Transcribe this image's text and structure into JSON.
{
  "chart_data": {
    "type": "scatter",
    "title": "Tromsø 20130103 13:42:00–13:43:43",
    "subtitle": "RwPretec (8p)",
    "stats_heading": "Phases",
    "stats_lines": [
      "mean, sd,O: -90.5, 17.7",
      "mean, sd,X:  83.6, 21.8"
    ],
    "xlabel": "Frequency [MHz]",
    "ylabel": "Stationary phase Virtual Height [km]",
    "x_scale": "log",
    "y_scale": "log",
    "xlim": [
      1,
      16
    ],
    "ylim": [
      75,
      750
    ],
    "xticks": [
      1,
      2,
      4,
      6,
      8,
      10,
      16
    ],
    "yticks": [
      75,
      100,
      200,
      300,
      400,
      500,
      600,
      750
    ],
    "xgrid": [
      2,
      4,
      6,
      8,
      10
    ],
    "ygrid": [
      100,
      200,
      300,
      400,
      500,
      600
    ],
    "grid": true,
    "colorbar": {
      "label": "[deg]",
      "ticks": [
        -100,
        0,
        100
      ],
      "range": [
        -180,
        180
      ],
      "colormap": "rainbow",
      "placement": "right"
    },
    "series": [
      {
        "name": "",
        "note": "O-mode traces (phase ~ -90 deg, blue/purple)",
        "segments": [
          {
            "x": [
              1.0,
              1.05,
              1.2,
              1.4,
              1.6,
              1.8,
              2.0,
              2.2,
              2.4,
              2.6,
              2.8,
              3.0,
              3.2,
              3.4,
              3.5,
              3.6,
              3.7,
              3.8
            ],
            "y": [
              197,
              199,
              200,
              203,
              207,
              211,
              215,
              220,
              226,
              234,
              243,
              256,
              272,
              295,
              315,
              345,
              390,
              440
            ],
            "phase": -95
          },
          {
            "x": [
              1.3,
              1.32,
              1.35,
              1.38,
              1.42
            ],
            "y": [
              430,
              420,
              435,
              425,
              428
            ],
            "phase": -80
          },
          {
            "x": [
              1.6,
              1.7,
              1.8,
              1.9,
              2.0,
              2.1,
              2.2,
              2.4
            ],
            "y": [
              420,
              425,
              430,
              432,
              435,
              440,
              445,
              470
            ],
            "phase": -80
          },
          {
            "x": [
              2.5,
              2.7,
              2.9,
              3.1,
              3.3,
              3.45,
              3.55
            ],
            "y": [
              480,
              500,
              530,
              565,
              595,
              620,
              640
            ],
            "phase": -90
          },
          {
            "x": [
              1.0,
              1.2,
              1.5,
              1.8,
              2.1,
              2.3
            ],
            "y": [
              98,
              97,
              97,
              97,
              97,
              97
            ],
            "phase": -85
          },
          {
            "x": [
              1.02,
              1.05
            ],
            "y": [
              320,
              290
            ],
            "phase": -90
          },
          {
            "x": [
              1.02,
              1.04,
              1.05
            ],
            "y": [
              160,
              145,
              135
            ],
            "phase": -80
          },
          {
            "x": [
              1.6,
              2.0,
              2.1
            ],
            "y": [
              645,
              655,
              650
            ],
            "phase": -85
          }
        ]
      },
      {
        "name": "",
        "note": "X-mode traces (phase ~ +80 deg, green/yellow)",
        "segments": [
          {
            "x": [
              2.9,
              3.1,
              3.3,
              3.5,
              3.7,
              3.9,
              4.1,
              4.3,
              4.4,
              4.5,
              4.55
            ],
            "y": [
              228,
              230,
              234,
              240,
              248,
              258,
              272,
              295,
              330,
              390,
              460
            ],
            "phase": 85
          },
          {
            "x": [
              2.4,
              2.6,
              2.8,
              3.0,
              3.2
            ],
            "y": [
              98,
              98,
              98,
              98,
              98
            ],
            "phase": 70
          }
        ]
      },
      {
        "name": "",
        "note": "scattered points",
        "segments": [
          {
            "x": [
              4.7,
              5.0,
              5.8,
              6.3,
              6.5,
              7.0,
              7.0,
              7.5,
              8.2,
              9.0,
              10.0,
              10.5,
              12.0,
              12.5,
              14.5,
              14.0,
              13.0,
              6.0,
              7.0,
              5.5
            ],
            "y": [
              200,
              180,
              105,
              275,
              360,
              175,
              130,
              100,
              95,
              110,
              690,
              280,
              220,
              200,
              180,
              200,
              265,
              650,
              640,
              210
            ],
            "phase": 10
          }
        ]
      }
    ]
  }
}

Set task ▸ Pull out all lines from the listing that contain the string "note".

Exercise output ▸
        "note": "O-mode traces (phase ~ -90 deg, blue/purple)",
        "note": "X-mode traces (phase ~ +80 deg, green/yellow)",
        "note": "scattered points",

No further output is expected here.